__Task statement__: Collect every line that includes the string "this".
━━ The records ━━
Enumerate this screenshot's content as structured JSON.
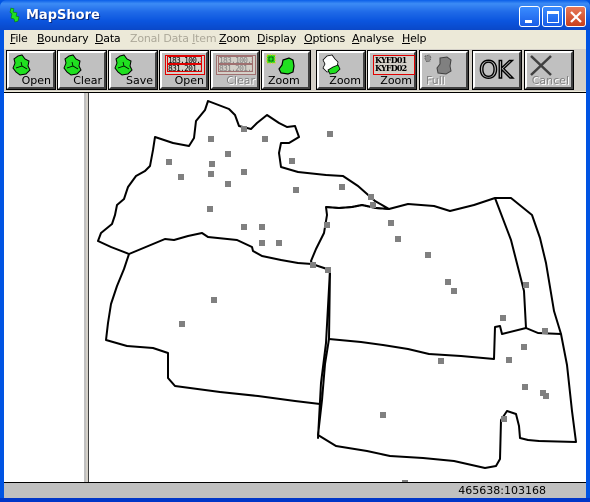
{
  "window": {
    "title": "MapShore",
    "controls": [
      "minimize",
      "maximize",
      "close"
    ]
  },
  "menu": [
    {
      "label": "File",
      "accel": "F",
      "enabled": true
    },
    {
      "label": "Boundary",
      "accel": "B",
      "enabled": true
    },
    {
      "label": "Data",
      "accel": "D",
      "enabled": true
    },
    {
      "label": "Zonal Data Item",
      "accel": "I",
      "enabled": false
    },
    {
      "label": "Zoom",
      "accel": "Z",
      "enabled": true
    },
    {
      "label": "Display",
      "accel": "D",
      "enabled": true
    },
    {
      "label": "Options",
      "accel": "O",
      "enabled": true
    },
    {
      "label": "Analyse",
      "accel": "A",
      "enabled": true
    },
    {
      "label": "Help",
      "accel": "H",
      "enabled": true
    }
  ],
  "toolbar": {
    "boundary_open": {
      "label": "Open",
      "icon": "boundary-map-icon",
      "enabled": true
    },
    "boundary_clear": {
      "label": "Clear",
      "icon": "boundary-map-icon",
      "enabled": true
    },
    "boundary_save": {
      "label": "Save",
      "icon": "boundary-map-icon",
      "enabled": true
    },
    "data_open": {
      "label": "Open",
      "icon": "data-grid-icon",
      "enabled": true,
      "line1": "183,100,8",
      "line2": "831,201,5"
    },
    "data_clear": {
      "label": "Clear",
      "icon": "data-grid-icon",
      "enabled": false,
      "line1": "183,100,8",
      "line2": "831,201,5"
    },
    "zoom_region": {
      "label": "Zoom",
      "icon": "zoom-region-icon",
      "enabled": true
    },
    "zoom_zone": {
      "label": "Zoom",
      "icon": "zoom-zone-icon",
      "enabled": true
    },
    "zoom_code": {
      "label": "Zoom",
      "icon": "zoom-code-icon",
      "enabled": true,
      "line1": "KYFD01",
      "line2": "KYFD02"
    },
    "full": {
      "label": "Full",
      "icon": "full-extent-icon",
      "enabled": false
    },
    "ok": {
      "label": "OK",
      "enabled": true
    },
    "cancel": {
      "label": "Cancel",
      "icon": "cancel-x-icon",
      "enabled": false
    }
  },
  "map": {
    "boundary_color": "#000000",
    "point_color": "#808080",
    "zone_count": 5,
    "point_count": 43
  },
  "status": {
    "coordinates": "465638:103168"
  }
}
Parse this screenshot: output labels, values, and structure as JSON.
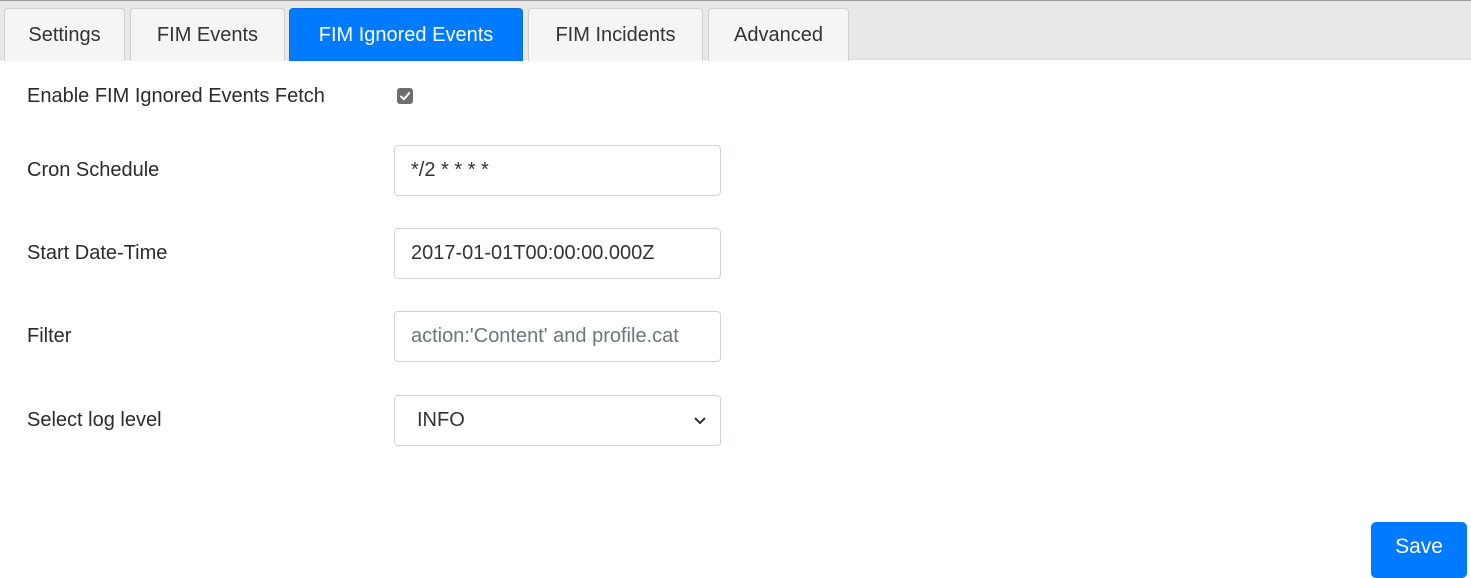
{
  "tabs": [
    {
      "label": "Settings",
      "active": false
    },
    {
      "label": "FIM Events",
      "active": false
    },
    {
      "label": "FIM Ignored Events",
      "active": true
    },
    {
      "label": "FIM Incidents",
      "active": false
    },
    {
      "label": "Advanced",
      "active": false
    }
  ],
  "form": {
    "enable_fetch": {
      "label": "Enable FIM Ignored Events Fetch",
      "checked": true
    },
    "cron_schedule": {
      "label": "Cron Schedule",
      "value": "*/2 * * * *"
    },
    "start_datetime": {
      "label": "Start Date-Time",
      "value": "2017-01-01T00:00:00.000Z"
    },
    "filter": {
      "label": "Filter",
      "placeholder": "action:'Content' and profile.cat"
    },
    "log_level": {
      "label": "Select log level",
      "selected": "INFO"
    }
  },
  "actions": {
    "save_label": "Save"
  },
  "colors": {
    "accent": "#007bff",
    "tabbar_bg": "#e8e8e8",
    "tab_bg": "#f5f5f5"
  }
}
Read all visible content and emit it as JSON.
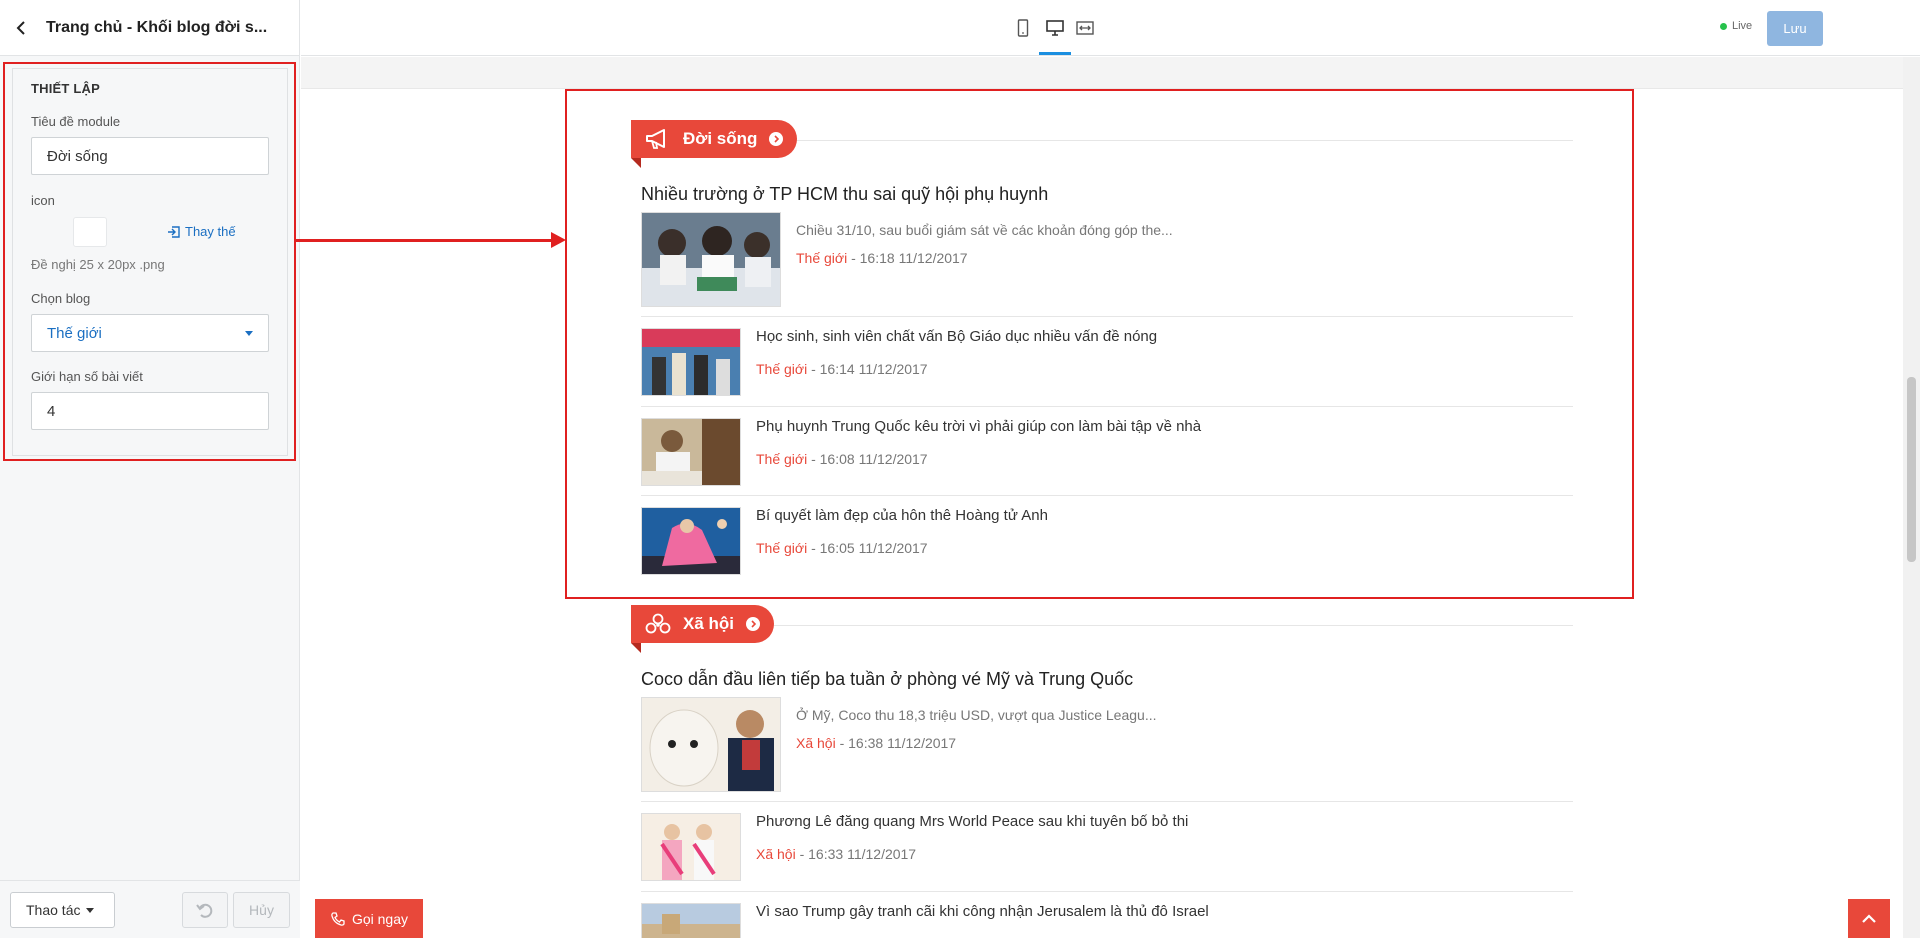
━━━
__Written solution__:
Enumerate this screenshot's content as structured JSON.
Parse this screenshot: output labels, values, and structure as JSON.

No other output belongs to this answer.